# Start of TASK INPUTS

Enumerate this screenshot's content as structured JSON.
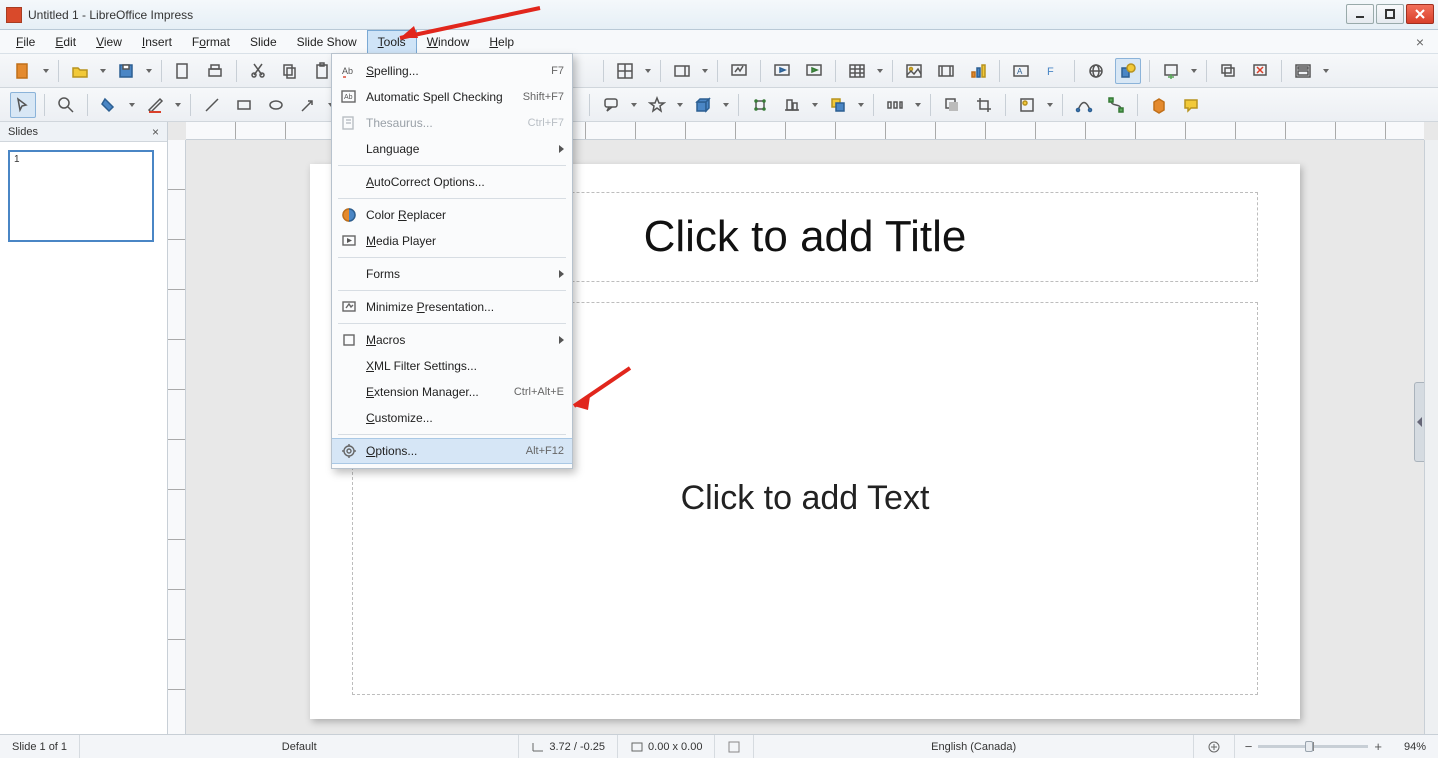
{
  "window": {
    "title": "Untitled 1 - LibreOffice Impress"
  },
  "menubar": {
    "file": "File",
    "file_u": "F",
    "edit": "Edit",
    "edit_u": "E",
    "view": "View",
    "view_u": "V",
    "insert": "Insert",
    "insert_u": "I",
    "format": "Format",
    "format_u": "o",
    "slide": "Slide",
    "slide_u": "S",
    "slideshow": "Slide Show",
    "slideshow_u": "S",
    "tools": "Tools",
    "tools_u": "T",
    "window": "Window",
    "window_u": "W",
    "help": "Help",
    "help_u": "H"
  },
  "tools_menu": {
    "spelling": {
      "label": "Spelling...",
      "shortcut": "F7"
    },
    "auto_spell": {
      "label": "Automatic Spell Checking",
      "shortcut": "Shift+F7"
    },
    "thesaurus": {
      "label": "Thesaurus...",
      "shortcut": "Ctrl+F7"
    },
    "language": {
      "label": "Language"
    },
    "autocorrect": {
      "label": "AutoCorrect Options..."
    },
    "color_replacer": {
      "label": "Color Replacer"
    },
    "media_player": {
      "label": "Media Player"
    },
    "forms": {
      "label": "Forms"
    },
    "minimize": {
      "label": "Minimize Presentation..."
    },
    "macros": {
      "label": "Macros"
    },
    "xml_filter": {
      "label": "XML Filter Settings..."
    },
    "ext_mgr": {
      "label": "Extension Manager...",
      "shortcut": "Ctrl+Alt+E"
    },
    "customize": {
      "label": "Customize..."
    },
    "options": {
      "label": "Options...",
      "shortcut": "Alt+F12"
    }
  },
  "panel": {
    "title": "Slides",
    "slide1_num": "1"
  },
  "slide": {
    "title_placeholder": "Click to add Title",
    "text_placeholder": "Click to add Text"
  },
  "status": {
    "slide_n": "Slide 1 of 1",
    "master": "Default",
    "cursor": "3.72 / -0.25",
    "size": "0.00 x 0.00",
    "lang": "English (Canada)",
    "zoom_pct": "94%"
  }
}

# End of TASK INPUTS

- _PROBLEM REQUIREMENTS_: Give back the whole listing as it stands, minus its pictures.

- _SOLUTION TO THE EXERCISE_:
Enumerate this screenshot's content as structured JSON.
{
  "window": {
    "title": "Untitled 1 - LibreOffice Impress"
  },
  "menubar": {
    "file": "File",
    "file_u": "F",
    "edit": "Edit",
    "edit_u": "E",
    "view": "View",
    "view_u": "V",
    "insert": "Insert",
    "insert_u": "I",
    "format": "Format",
    "format_u": "o",
    "slide": "Slide",
    "slide_u": "S",
    "slideshow": "Slide Show",
    "slideshow_u": "S",
    "tools": "Tools",
    "tools_u": "T",
    "window": "Window",
    "window_u": "W",
    "help": "Help",
    "help_u": "H"
  },
  "tools_menu": {
    "spelling": {
      "label": "Spelling...",
      "shortcut": "F7"
    },
    "auto_spell": {
      "label": "Automatic Spell Checking",
      "shortcut": "Shift+F7"
    },
    "thesaurus": {
      "label": "Thesaurus...",
      "shortcut": "Ctrl+F7"
    },
    "language": {
      "label": "Language"
    },
    "autocorrect": {
      "label": "AutoCorrect Options..."
    },
    "color_replacer": {
      "label": "Color Replacer"
    },
    "media_player": {
      "label": "Media Player"
    },
    "forms": {
      "label": "Forms"
    },
    "minimize": {
      "label": "Minimize Presentation..."
    },
    "macros": {
      "label": "Macros"
    },
    "xml_filter": {
      "label": "XML Filter Settings..."
    },
    "ext_mgr": {
      "label": "Extension Manager...",
      "shortcut": "Ctrl+Alt+E"
    },
    "customize": {
      "label": "Customize..."
    },
    "options": {
      "label": "Options...",
      "shortcut": "Alt+F12"
    }
  },
  "panel": {
    "title": "Slides",
    "slide1_num": "1"
  },
  "slide": {
    "title_placeholder": "Click to add Title",
    "text_placeholder": "Click to add Text"
  },
  "status": {
    "slide_n": "Slide 1 of 1",
    "master": "Default",
    "cursor": "3.72 / -0.25",
    "size": "0.00 x 0.00",
    "lang": "English (Canada)",
    "zoom_pct": "94%"
  }
}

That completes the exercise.